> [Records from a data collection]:
--------
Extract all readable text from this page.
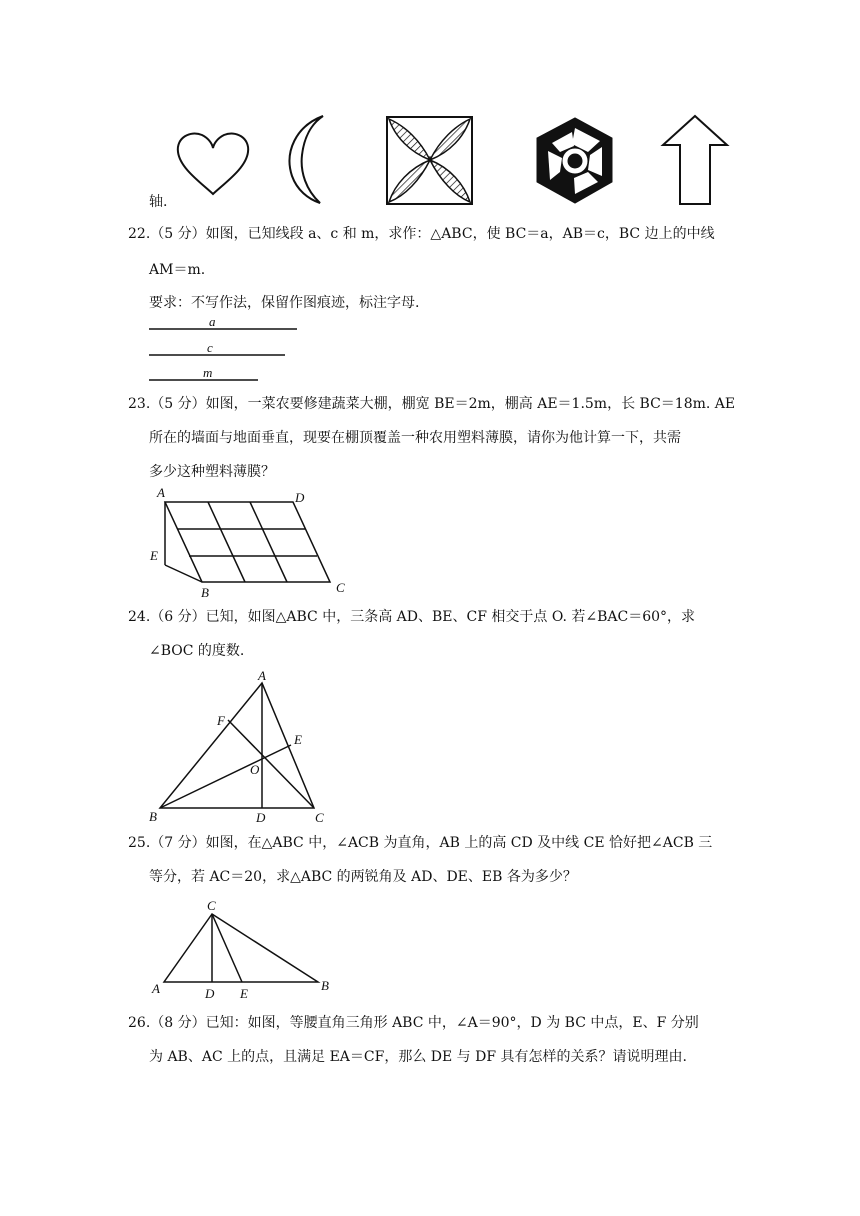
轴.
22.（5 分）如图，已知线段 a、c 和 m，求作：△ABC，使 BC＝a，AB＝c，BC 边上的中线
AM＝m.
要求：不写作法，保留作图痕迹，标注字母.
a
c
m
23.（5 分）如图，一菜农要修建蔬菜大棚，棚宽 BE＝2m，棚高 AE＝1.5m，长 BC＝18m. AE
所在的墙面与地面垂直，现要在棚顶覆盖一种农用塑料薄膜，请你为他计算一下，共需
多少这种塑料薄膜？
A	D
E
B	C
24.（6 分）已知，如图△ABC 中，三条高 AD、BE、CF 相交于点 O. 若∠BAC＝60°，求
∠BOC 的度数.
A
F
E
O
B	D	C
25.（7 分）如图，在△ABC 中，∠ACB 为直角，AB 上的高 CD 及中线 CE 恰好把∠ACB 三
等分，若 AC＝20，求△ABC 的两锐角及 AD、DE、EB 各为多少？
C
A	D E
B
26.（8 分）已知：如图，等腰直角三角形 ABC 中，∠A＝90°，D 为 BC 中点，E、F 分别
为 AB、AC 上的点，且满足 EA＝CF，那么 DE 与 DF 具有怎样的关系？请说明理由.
--------
> [Given instruction]: Retype the records exactly. Any image in them should not appear in what you write.

> [Solution for this exercise]:
Extract all readable text from this page.
轴.
22.（5 分）如图，已知线段 a、c 和 m，求作：△ABC，使 BC＝a，AB＝c，BC 边上的中线
AM＝m.
要求：不写作法，保留作图痕迹，标注字母.
a
c
m
23.（5 分）如图，一菜农要修建蔬菜大棚，棚宽 BE＝2m，棚高 AE＝1.5m，长 BC＝18m. AE
所在的墙面与地面垂直，现要在棚顶覆盖一种农用塑料薄膜，请你为他计算一下，共需
多少这种塑料薄膜？
A	D
E
B	C
24.（6 分）已知，如图△ABC 中，三条高 AD、BE、CF 相交于点 O. 若∠BAC＝60°，求
∠BOC 的度数.
A
F
E
O
B	D	C
25.（7 分）如图，在△ABC 中，∠ACB 为直角，AB 上的高 CD 及中线 CE 恰好把∠ACB 三
等分，若 AC＝20，求△ABC 的两锐角及 AD、DE、EB 各为多少？
C
A	D E
B
26.（8 分）已知：如图，等腰直角三角形 ABC 中，∠A＝90°，D 为 BC 中点，E、F 分别
为 AB、AC 上的点，且满足 EA＝CF，那么 DE 与 DF 具有怎样的关系？请说明理由.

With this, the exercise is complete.